[Figure content listings]

---

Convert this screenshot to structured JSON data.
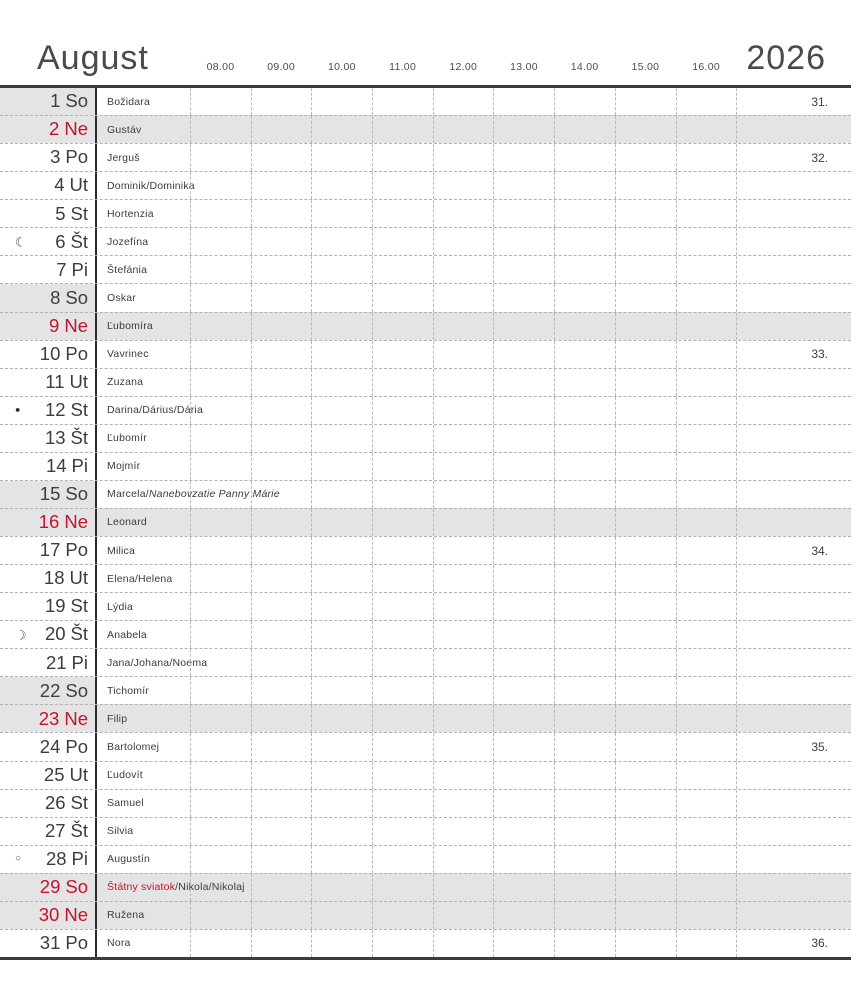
{
  "header": {
    "month": "August",
    "year": "2026",
    "time_labels": [
      "08.00",
      "09.00",
      "10.00",
      "11.00",
      "12.00",
      "13.00",
      "14.00",
      "15.00",
      "16.00"
    ]
  },
  "colors": {
    "accent_red": "#c3132f",
    "row_shade": "#e4e4e4",
    "grid_border": "#3c3c3c"
  },
  "moon_glyphs": {
    "last-quarter": "☾",
    "new": "●",
    "first-quarter": "☽",
    "full": "○"
  },
  "days": [
    {
      "num": "1",
      "abbr": "So",
      "type": "sat",
      "week": "31.",
      "name_parts": [
        {
          "text": "Božidara"
        }
      ]
    },
    {
      "num": "2",
      "abbr": "Ne",
      "type": "sun",
      "week": "",
      "name_parts": [
        {
          "text": "Gustáv"
        }
      ]
    },
    {
      "num": "3",
      "abbr": "Po",
      "type": "wd",
      "week": "32.",
      "name_parts": [
        {
          "text": "Jerguš"
        }
      ]
    },
    {
      "num": "4",
      "abbr": "Ut",
      "type": "wd",
      "week": "",
      "name_parts": [
        {
          "text": "Dominik/Dominika"
        }
      ]
    },
    {
      "num": "5",
      "abbr": "St",
      "type": "wd",
      "week": "",
      "name_parts": [
        {
          "text": "Hortenzia"
        }
      ]
    },
    {
      "num": "6",
      "abbr": "Št",
      "type": "wd",
      "week": "",
      "moon": "last-quarter",
      "name_parts": [
        {
          "text": "Jozefína"
        }
      ]
    },
    {
      "num": "7",
      "abbr": "Pi",
      "type": "wd",
      "week": "",
      "name_parts": [
        {
          "text": "Štefánia"
        }
      ]
    },
    {
      "num": "8",
      "abbr": "So",
      "type": "sat",
      "week": "",
      "name_parts": [
        {
          "text": "Oskar"
        }
      ]
    },
    {
      "num": "9",
      "abbr": "Ne",
      "type": "sun",
      "week": "",
      "name_parts": [
        {
          "text": "Ľubomíra"
        }
      ]
    },
    {
      "num": "10",
      "abbr": "Po",
      "type": "wd",
      "week": "33.",
      "name_parts": [
        {
          "text": "Vavrinec"
        }
      ]
    },
    {
      "num": "11",
      "abbr": "Ut",
      "type": "wd",
      "week": "",
      "name_parts": [
        {
          "text": "Zuzana"
        }
      ]
    },
    {
      "num": "12",
      "abbr": "St",
      "type": "wd",
      "week": "",
      "moon": "new",
      "name_parts": [
        {
          "text": "Darina/Dárius/Dária"
        }
      ]
    },
    {
      "num": "13",
      "abbr": "Št",
      "type": "wd",
      "week": "",
      "name_parts": [
        {
          "text": "Ľubomír"
        }
      ]
    },
    {
      "num": "14",
      "abbr": "Pi",
      "type": "wd",
      "week": "",
      "name_parts": [
        {
          "text": "Mojmír"
        }
      ]
    },
    {
      "num": "15",
      "abbr": "So",
      "type": "sat",
      "week": "",
      "name_parts": [
        {
          "text": "Marcela/"
        },
        {
          "text": "Nanebovzatie Panny Márie",
          "style": "italic"
        }
      ]
    },
    {
      "num": "16",
      "abbr": "Ne",
      "type": "sun",
      "week": "",
      "name_parts": [
        {
          "text": "Leonard"
        }
      ]
    },
    {
      "num": "17",
      "abbr": "Po",
      "type": "wd",
      "week": "34.",
      "name_parts": [
        {
          "text": "Milica"
        }
      ]
    },
    {
      "num": "18",
      "abbr": "Ut",
      "type": "wd",
      "week": "",
      "name_parts": [
        {
          "text": "Elena/Helena"
        }
      ]
    },
    {
      "num": "19",
      "abbr": "St",
      "type": "wd",
      "week": "",
      "name_parts": [
        {
          "text": "Lýdia"
        }
      ]
    },
    {
      "num": "20",
      "abbr": "Št",
      "type": "wd",
      "week": "",
      "moon": "first-quarter",
      "name_parts": [
        {
          "text": "Anabela"
        }
      ]
    },
    {
      "num": "21",
      "abbr": "Pi",
      "type": "wd",
      "week": "",
      "name_parts": [
        {
          "text": "Jana/Johana/Noema"
        }
      ]
    },
    {
      "num": "22",
      "abbr": "So",
      "type": "sat",
      "week": "",
      "name_parts": [
        {
          "text": "Tichomír"
        }
      ]
    },
    {
      "num": "23",
      "abbr": "Ne",
      "type": "sun",
      "week": "",
      "name_parts": [
        {
          "text": "Filip"
        }
      ]
    },
    {
      "num": "24",
      "abbr": "Po",
      "type": "wd",
      "week": "35.",
      "name_parts": [
        {
          "text": "Bartolomej"
        }
      ]
    },
    {
      "num": "25",
      "abbr": "Ut",
      "type": "wd",
      "week": "",
      "name_parts": [
        {
          "text": "Ľudovít"
        }
      ]
    },
    {
      "num": "26",
      "abbr": "St",
      "type": "wd",
      "week": "",
      "name_parts": [
        {
          "text": "Samuel"
        }
      ]
    },
    {
      "num": "27",
      "abbr": "Št",
      "type": "wd",
      "week": "",
      "name_parts": [
        {
          "text": "Silvia"
        }
      ]
    },
    {
      "num": "28",
      "abbr": "Pi",
      "type": "wd",
      "week": "",
      "moon": "full",
      "name_parts": [
        {
          "text": "Augustín"
        }
      ]
    },
    {
      "num": "29",
      "abbr": "So",
      "type": "hol",
      "week": "",
      "name_parts": [
        {
          "text": "Štátny sviatok",
          "style": "red"
        },
        {
          "text": "/Nikola/Nikolaj"
        }
      ]
    },
    {
      "num": "30",
      "abbr": "Ne",
      "type": "sun",
      "week": "",
      "name_parts": [
        {
          "text": "Ružena"
        }
      ]
    },
    {
      "num": "31",
      "abbr": "Po",
      "type": "wd",
      "week": "36.",
      "name_parts": [
        {
          "text": "Nora"
        }
      ]
    }
  ]
}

---

• _Direction_
Omit the pictures and restate the rest of the records verbatim.

• _Output_
Convert this screenshot to structured JSON data.
{
  "header": {
    "month": "August",
    "year": "2026",
    "time_labels": [
      "08.00",
      "09.00",
      "10.00",
      "11.00",
      "12.00",
      "13.00",
      "14.00",
      "15.00",
      "16.00"
    ]
  },
  "colors": {
    "accent_red": "#c3132f",
    "row_shade": "#e4e4e4",
    "grid_border": "#3c3c3c"
  },
  "moon_glyphs": {
    "last-quarter": "☾",
    "new": "●",
    "first-quarter": "☽",
    "full": "○"
  },
  "days": [
    {
      "num": "1",
      "abbr": "So",
      "type": "sat",
      "week": "31.",
      "name_parts": [
        {
          "text": "Božidara"
        }
      ]
    },
    {
      "num": "2",
      "abbr": "Ne",
      "type": "sun",
      "week": "",
      "name_parts": [
        {
          "text": "Gustáv"
        }
      ]
    },
    {
      "num": "3",
      "abbr": "Po",
      "type": "wd",
      "week": "32.",
      "name_parts": [
        {
          "text": "Jerguš"
        }
      ]
    },
    {
      "num": "4",
      "abbr": "Ut",
      "type": "wd",
      "week": "",
      "name_parts": [
        {
          "text": "Dominik/Dominika"
        }
      ]
    },
    {
      "num": "5",
      "abbr": "St",
      "type": "wd",
      "week": "",
      "name_parts": [
        {
          "text": "Hortenzia"
        }
      ]
    },
    {
      "num": "6",
      "abbr": "Št",
      "type": "wd",
      "week": "",
      "moon": "last-quarter",
      "name_parts": [
        {
          "text": "Jozefína"
        }
      ]
    },
    {
      "num": "7",
      "abbr": "Pi",
      "type": "wd",
      "week": "",
      "name_parts": [
        {
          "text": "Štefánia"
        }
      ]
    },
    {
      "num": "8",
      "abbr": "So",
      "type": "sat",
      "week": "",
      "name_parts": [
        {
          "text": "Oskar"
        }
      ]
    },
    {
      "num": "9",
      "abbr": "Ne",
      "type": "sun",
      "week": "",
      "name_parts": [
        {
          "text": "Ľubomíra"
        }
      ]
    },
    {
      "num": "10",
      "abbr": "Po",
      "type": "wd",
      "week": "33.",
      "name_parts": [
        {
          "text": "Vavrinec"
        }
      ]
    },
    {
      "num": "11",
      "abbr": "Ut",
      "type": "wd",
      "week": "",
      "name_parts": [
        {
          "text": "Zuzana"
        }
      ]
    },
    {
      "num": "12",
      "abbr": "St",
      "type": "wd",
      "week": "",
      "moon": "new",
      "name_parts": [
        {
          "text": "Darina/Dárius/Dária"
        }
      ]
    },
    {
      "num": "13",
      "abbr": "Št",
      "type": "wd",
      "week": "",
      "name_parts": [
        {
          "text": "Ľubomír"
        }
      ]
    },
    {
      "num": "14",
      "abbr": "Pi",
      "type": "wd",
      "week": "",
      "name_parts": [
        {
          "text": "Mojmír"
        }
      ]
    },
    {
      "num": "15",
      "abbr": "So",
      "type": "sat",
      "week": "",
      "name_parts": [
        {
          "text": "Marcela/"
        },
        {
          "text": "Nanebovzatie Panny Márie",
          "style": "italic"
        }
      ]
    },
    {
      "num": "16",
      "abbr": "Ne",
      "type": "sun",
      "week": "",
      "name_parts": [
        {
          "text": "Leonard"
        }
      ]
    },
    {
      "num": "17",
      "abbr": "Po",
      "type": "wd",
      "week": "34.",
      "name_parts": [
        {
          "text": "Milica"
        }
      ]
    },
    {
      "num": "18",
      "abbr": "Ut",
      "type": "wd",
      "week": "",
      "name_parts": [
        {
          "text": "Elena/Helena"
        }
      ]
    },
    {
      "num": "19",
      "abbr": "St",
      "type": "wd",
      "week": "",
      "name_parts": [
        {
          "text": "Lýdia"
        }
      ]
    },
    {
      "num": "20",
      "abbr": "Št",
      "type": "wd",
      "week": "",
      "moon": "first-quarter",
      "name_parts": [
        {
          "text": "Anabela"
        }
      ]
    },
    {
      "num": "21",
      "abbr": "Pi",
      "type": "wd",
      "week": "",
      "name_parts": [
        {
          "text": "Jana/Johana/Noema"
        }
      ]
    },
    {
      "num": "22",
      "abbr": "So",
      "type": "sat",
      "week": "",
      "name_parts": [
        {
          "text": "Tichomír"
        }
      ]
    },
    {
      "num": "23",
      "abbr": "Ne",
      "type": "sun",
      "week": "",
      "name_parts": [
        {
          "text": "Filip"
        }
      ]
    },
    {
      "num": "24",
      "abbr": "Po",
      "type": "wd",
      "week": "35.",
      "name_parts": [
        {
          "text": "Bartolomej"
        }
      ]
    },
    {
      "num": "25",
      "abbr": "Ut",
      "type": "wd",
      "week": "",
      "name_parts": [
        {
          "text": "Ľudovít"
        }
      ]
    },
    {
      "num": "26",
      "abbr": "St",
      "type": "wd",
      "week": "",
      "name_parts": [
        {
          "text": "Samuel"
        }
      ]
    },
    {
      "num": "27",
      "abbr": "Št",
      "type": "wd",
      "week": "",
      "name_parts": [
        {
          "text": "Silvia"
        }
      ]
    },
    {
      "num": "28",
      "abbr": "Pi",
      "type": "wd",
      "week": "",
      "moon": "full",
      "name_parts": [
        {
          "text": "Augustín"
        }
      ]
    },
    {
      "num": "29",
      "abbr": "So",
      "type": "hol",
      "week": "",
      "name_parts": [
        {
          "text": "Štátny sviatok",
          "style": "red"
        },
        {
          "text": "/Nikola/Nikolaj"
        }
      ]
    },
    {
      "num": "30",
      "abbr": "Ne",
      "type": "sun",
      "week": "",
      "name_parts": [
        {
          "text": "Ružena"
        }
      ]
    },
    {
      "num": "31",
      "abbr": "Po",
      "type": "wd",
      "week": "36.",
      "name_parts": [
        {
          "text": "Nora"
        }
      ]
    }
  ]
}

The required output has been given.